Table 1 Diagnostic criteria for Henoch-Schönlein purpura (HSP), as developed by EULAR/PRINTO/PRES [7,8,9]

In the case of our patient, we retain the diagnosis of rheumatoid purpura in front of:

  • Petechial purpuric rash (mandatory criterion).

  • Polyarthralgia.

  • Hematuria at cytobacteriological urine test.

AZD1222 (ChAdOx1 nCoV-19) is a vaccine against SARS-CoV-2 which uses a non-replicating chimpanzee adenovirus as a vector (ChAdOx1) and is modified to induce the S protein of SARS-CoV-2. AZD1222 was developed by the University of Oxford and AstraZeneca [11].

Globally, as of 5:15 p.m. CEST on May 10, 2021, 157,973,438 confirmed cases of COVID-19, including 3,288,455 deaths, have been reported to the WHO. As of May 10, 2021, a total of 1,206,243,409 doses of vaccine have been administered [12].

In Morocco, as of January 3, 2020, at 3:52 p.m. CET, on May 10, 2021, there have been 513,864 confirmed cases of COVID-19 with 9072 deaths, reported to the WHO. As of May 10, 2021, a total of 9,325,597 doses of vaccine have been administered [13].

Morocco is one of the best-known countries in terms of anti-SARS-CoV-2 vaccine strategy in the world. The vaccination rate in Morocco (9.75%) accomplished in a single month, which slightly surpasses that of France (6.97%), Italy (7.12%), and Spain (7.71%) in 2 months of vaccination [14].

Priority is given to people on the front lines, such as health workers, teachers, security forces, law enforcement officials, elders, and people with underlying health conditions. Thereafter, vaccination will be extended to the general population by age group [14].

All medicines, including vaccines, have side effects that vary in severity (including death). However, despite the risks, it is necessary to be vaccinated given the clearly established benefits from a public health point of view: Vaccines prevent between 2 and 3 million deaths each year from infectious diseases [15].

Given the high incidence of infectious-starting autoimmune diseases in COVID-19 infection (Kawasaki diseases, Guillain-Barre syndromes, autoimmune myasthenia gravis). We tried through this work to propose a research hypothesis which aims to demonstrate a link between the particles of the anti-SARS-CoV-2 vaccine and Henoch-Schönlein vasculitis.

Considering the fact that our patient has a history of recent COVID-19 infection in October 2020, the anti-SARS-CoV-2 vaccine could have induced a “trained immunity” in already vulnerable patients (history of COVID-19), given the fact that the patient has already been sensitized to SARS-CoV-2 components, particularly the spike protein which is used in the COVID-19 vaccines [16].

[Source data]

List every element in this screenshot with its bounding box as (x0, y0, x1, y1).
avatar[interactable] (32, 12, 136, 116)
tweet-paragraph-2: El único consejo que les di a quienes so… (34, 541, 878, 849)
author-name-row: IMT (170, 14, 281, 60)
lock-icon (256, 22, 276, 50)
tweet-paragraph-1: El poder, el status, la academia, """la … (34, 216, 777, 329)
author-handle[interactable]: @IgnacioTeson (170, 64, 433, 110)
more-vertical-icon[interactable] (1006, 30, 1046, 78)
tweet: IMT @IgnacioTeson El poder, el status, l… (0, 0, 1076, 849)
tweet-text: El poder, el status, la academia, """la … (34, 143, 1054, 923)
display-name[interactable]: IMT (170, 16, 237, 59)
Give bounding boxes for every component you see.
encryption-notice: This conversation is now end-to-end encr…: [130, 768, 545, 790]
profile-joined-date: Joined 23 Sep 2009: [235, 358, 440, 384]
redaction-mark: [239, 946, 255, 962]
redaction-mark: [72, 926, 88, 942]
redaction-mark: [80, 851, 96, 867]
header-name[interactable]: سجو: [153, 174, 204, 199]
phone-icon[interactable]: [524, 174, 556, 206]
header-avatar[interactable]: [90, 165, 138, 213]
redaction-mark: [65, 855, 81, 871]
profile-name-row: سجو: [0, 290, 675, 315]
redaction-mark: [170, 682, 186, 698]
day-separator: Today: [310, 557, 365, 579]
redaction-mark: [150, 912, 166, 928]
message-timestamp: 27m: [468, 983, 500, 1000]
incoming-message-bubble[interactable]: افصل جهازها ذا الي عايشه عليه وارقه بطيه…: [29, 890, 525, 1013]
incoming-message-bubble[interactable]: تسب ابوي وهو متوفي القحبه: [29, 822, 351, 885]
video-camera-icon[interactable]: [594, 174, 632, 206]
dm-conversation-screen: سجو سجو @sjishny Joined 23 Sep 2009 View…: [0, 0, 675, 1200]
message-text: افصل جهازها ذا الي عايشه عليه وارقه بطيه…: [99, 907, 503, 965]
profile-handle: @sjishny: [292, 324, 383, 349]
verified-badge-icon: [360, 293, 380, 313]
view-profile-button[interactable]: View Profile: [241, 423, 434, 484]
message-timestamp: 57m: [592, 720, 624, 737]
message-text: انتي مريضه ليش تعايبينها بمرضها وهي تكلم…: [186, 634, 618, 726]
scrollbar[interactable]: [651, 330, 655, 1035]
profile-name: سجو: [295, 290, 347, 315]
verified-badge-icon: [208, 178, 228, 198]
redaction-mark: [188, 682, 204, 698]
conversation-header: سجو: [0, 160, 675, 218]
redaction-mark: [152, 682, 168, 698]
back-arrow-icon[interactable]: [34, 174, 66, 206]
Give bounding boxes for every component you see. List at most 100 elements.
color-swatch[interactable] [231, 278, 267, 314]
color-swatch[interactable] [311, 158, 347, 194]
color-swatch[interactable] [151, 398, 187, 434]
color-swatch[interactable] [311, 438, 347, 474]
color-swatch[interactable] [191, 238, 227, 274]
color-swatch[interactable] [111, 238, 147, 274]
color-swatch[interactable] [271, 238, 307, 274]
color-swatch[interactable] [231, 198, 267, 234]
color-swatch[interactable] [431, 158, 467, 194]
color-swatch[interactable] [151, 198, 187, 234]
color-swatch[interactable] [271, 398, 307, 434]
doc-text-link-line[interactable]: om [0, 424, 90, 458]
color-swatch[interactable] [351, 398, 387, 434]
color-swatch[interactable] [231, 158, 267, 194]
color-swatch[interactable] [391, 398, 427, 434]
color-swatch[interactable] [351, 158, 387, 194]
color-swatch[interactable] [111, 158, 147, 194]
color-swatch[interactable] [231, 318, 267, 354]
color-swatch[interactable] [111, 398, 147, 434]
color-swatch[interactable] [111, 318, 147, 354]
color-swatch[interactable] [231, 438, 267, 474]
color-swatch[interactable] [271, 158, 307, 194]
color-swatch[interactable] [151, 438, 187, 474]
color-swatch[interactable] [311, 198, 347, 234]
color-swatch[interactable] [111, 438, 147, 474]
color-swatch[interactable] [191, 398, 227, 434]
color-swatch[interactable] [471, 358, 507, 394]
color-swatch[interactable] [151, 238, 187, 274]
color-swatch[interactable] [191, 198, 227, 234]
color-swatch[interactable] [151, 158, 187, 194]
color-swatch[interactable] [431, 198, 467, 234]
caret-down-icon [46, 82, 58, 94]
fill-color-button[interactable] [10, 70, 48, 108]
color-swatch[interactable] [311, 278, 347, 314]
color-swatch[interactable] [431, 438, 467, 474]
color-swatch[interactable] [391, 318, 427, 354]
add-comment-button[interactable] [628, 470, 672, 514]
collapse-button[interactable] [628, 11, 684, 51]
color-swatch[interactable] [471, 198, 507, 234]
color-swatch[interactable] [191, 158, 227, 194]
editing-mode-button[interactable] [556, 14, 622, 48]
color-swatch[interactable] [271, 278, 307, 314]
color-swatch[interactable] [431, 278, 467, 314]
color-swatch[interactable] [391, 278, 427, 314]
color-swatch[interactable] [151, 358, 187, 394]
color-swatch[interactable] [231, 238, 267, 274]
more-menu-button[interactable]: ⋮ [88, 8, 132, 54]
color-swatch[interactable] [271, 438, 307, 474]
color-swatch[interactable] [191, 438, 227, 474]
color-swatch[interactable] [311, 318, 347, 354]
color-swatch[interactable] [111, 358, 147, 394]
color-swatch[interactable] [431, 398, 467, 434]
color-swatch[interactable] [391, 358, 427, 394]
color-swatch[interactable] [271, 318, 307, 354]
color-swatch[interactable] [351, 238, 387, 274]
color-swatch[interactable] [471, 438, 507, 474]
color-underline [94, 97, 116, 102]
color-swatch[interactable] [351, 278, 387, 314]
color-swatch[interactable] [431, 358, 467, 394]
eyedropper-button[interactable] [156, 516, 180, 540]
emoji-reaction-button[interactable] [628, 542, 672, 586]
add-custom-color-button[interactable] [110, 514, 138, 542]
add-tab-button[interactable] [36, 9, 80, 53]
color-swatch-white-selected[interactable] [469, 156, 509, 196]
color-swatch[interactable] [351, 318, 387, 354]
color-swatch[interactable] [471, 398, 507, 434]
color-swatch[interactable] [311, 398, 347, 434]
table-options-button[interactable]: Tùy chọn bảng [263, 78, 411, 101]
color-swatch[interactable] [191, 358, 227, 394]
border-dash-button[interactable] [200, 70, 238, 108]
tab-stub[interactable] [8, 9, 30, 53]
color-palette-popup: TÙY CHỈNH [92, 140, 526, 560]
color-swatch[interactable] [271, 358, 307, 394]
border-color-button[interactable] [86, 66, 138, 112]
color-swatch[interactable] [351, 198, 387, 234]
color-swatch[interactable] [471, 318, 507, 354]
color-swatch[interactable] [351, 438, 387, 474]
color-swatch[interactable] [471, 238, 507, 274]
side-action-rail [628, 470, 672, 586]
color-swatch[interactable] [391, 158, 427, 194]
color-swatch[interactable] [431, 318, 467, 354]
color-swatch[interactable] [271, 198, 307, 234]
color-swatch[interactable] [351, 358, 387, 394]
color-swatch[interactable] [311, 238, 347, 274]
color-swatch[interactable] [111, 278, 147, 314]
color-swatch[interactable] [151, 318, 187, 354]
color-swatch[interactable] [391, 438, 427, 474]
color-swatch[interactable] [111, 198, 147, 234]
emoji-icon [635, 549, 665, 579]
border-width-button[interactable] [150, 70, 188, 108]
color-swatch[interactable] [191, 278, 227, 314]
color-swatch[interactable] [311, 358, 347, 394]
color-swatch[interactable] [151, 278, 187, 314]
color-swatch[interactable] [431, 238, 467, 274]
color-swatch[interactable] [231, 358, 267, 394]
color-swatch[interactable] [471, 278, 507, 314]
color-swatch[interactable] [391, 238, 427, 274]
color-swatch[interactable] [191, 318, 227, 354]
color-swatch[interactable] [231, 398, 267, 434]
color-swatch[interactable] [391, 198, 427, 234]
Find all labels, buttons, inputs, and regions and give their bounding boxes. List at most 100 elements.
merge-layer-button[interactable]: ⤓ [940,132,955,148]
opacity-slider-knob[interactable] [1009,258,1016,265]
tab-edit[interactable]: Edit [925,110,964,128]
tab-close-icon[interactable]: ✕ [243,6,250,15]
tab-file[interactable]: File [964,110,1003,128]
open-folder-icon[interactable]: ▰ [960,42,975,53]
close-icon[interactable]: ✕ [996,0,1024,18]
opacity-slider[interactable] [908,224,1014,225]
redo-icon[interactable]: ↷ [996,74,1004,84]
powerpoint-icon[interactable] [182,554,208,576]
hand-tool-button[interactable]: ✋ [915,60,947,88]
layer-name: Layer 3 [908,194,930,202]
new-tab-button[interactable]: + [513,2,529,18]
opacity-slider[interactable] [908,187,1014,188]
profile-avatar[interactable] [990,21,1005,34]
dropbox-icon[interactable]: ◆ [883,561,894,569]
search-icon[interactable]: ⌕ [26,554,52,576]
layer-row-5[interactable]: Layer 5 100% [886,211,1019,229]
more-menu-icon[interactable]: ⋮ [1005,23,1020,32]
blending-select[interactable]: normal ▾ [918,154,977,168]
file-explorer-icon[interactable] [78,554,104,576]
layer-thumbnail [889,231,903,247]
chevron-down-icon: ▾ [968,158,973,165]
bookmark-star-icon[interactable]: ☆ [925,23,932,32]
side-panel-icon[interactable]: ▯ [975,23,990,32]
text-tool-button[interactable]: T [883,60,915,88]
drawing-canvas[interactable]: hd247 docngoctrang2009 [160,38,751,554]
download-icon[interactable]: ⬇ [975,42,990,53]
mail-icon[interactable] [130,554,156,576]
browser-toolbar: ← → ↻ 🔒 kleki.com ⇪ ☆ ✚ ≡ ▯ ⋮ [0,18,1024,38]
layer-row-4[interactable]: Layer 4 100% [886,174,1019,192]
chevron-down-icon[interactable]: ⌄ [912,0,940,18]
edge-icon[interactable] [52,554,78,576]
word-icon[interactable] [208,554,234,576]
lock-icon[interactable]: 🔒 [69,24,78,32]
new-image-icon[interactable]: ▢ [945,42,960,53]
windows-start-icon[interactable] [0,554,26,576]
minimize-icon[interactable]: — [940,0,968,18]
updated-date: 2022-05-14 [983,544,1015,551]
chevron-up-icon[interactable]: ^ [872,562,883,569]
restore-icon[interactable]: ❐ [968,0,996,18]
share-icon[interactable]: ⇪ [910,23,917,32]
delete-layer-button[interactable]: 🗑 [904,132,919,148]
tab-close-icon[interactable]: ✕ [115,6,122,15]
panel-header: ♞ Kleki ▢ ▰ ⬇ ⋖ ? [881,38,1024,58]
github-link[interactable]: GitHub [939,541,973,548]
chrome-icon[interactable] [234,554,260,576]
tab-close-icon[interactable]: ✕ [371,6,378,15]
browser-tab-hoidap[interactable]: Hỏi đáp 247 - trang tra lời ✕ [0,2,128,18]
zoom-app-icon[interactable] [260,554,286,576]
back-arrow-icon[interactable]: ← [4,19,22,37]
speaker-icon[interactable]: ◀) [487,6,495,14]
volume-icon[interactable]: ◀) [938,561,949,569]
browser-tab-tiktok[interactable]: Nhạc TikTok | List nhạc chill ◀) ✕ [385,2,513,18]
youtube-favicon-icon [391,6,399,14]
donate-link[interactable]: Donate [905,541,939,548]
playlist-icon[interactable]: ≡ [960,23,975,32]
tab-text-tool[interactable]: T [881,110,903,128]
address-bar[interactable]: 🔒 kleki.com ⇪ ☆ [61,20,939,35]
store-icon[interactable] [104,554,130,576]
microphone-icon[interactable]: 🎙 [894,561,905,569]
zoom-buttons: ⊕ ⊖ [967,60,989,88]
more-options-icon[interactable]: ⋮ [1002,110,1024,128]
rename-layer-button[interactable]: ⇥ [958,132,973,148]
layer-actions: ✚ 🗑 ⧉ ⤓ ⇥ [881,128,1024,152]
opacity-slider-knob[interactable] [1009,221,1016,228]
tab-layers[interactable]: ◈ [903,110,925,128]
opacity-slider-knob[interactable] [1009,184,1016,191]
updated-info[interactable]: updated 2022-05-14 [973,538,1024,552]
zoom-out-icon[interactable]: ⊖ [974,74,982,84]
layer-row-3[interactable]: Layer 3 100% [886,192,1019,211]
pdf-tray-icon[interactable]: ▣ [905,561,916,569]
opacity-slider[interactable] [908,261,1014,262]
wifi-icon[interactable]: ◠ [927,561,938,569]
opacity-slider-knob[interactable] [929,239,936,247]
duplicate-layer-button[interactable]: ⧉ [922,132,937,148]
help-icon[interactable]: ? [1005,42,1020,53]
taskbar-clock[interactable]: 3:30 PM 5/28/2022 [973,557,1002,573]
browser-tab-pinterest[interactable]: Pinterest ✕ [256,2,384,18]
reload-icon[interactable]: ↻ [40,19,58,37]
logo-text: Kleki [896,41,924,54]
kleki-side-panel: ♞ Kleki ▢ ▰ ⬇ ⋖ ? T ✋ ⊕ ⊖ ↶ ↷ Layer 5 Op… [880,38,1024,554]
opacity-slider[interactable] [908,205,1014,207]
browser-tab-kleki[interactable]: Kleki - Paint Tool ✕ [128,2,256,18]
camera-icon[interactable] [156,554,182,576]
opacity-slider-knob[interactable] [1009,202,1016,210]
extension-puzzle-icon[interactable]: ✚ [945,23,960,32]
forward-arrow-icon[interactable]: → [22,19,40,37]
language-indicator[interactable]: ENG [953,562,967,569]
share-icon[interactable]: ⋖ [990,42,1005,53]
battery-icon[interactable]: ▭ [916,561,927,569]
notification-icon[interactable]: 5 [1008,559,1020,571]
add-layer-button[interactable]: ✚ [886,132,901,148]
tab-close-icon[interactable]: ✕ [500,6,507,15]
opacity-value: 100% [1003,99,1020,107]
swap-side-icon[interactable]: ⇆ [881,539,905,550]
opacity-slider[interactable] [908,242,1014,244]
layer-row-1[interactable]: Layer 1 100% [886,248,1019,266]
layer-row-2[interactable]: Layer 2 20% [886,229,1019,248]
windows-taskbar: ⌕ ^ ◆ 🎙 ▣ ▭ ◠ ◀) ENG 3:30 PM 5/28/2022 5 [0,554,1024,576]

◆ Activity ◆
Reproduce the passage of the Henoch-Schönlein purpura text from "Priority is given" to "infectious diseases [15].", word for word.

◆ Solution for this task ◆
Priority is given to people on the front lines, such as health workers, teachers, security forces, law enforcement officials, elders, and people with underlying health conditions. Thereafter, vaccination will be extended to the general population by age group [14].

All medicines, including vaccines, have side effects that vary in severity (including death). However, despite the risks, it is necessary to be vaccinated given the clearly established benefits from a public health point of view: Vaccines prevent between 2 and 3 million deaths each year from infectious diseases [15].